PROMPT >>
Scan the material below for the string "angled", and copy every line where it shows up.

SUPPLIED ENTRIES >>

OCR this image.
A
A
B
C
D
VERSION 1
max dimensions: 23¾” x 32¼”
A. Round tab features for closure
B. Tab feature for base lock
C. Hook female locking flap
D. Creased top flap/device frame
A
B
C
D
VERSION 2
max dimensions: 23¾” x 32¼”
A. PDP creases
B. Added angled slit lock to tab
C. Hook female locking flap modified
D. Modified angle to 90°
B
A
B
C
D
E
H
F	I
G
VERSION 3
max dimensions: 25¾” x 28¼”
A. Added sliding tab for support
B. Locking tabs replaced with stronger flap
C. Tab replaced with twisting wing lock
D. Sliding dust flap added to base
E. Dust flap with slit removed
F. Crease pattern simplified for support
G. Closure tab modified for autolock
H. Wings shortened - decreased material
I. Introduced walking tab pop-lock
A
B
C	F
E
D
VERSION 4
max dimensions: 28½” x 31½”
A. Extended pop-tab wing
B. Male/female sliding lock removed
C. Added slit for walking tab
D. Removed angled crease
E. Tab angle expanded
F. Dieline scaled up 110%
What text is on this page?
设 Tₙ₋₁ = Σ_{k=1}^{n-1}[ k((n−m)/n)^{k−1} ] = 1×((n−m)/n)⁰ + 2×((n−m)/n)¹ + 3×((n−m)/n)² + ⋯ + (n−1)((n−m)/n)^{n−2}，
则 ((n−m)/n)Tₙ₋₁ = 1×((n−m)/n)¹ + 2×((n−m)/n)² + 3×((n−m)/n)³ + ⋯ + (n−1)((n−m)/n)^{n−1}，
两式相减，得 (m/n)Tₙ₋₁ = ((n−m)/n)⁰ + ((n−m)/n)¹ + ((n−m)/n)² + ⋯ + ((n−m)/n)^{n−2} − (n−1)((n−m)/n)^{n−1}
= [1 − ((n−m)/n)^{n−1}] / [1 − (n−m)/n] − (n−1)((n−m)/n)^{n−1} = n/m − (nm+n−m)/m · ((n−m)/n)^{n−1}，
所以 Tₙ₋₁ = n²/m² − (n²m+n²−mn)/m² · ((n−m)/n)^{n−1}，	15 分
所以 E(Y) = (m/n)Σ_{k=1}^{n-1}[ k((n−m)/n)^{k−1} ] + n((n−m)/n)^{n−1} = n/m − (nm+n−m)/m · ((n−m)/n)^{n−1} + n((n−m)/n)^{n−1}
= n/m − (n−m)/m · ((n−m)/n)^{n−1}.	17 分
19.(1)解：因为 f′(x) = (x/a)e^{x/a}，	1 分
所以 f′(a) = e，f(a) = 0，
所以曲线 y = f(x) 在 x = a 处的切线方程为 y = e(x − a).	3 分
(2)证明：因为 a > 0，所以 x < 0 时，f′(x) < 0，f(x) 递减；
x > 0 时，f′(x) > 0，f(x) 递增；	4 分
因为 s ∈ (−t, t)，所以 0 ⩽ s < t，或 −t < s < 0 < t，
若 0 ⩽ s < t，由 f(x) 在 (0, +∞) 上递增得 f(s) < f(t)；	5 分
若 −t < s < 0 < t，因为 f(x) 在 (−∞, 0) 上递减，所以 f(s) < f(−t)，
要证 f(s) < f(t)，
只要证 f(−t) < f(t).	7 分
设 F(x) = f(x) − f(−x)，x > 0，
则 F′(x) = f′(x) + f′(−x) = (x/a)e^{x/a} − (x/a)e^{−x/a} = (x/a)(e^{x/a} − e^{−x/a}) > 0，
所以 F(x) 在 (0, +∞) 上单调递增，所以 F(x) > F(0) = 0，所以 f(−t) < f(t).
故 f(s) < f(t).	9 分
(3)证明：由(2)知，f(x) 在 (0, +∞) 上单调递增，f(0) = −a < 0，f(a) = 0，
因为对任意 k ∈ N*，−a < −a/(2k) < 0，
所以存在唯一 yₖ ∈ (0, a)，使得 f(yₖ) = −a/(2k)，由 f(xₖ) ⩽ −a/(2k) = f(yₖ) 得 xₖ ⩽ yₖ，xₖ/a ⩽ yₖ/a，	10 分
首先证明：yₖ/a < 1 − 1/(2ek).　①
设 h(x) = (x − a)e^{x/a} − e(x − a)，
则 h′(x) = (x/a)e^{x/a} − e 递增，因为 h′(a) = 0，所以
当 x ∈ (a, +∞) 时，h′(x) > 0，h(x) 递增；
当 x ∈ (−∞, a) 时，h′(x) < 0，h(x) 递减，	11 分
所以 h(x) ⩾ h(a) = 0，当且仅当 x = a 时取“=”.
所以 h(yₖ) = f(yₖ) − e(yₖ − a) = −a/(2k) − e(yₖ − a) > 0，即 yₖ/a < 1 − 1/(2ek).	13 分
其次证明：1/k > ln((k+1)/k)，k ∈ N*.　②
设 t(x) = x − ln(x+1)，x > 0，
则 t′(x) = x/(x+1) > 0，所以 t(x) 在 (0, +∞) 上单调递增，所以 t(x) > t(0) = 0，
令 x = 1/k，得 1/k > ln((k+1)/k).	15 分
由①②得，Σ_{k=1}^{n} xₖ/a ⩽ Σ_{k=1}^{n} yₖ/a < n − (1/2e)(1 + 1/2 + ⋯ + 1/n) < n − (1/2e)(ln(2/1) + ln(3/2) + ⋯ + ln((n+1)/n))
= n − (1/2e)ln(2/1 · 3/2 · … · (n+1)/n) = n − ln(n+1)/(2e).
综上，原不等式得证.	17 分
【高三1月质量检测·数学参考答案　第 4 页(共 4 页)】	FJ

TASK RESULT >>
B. Added angled slit lock to tab
D. Removed angled crease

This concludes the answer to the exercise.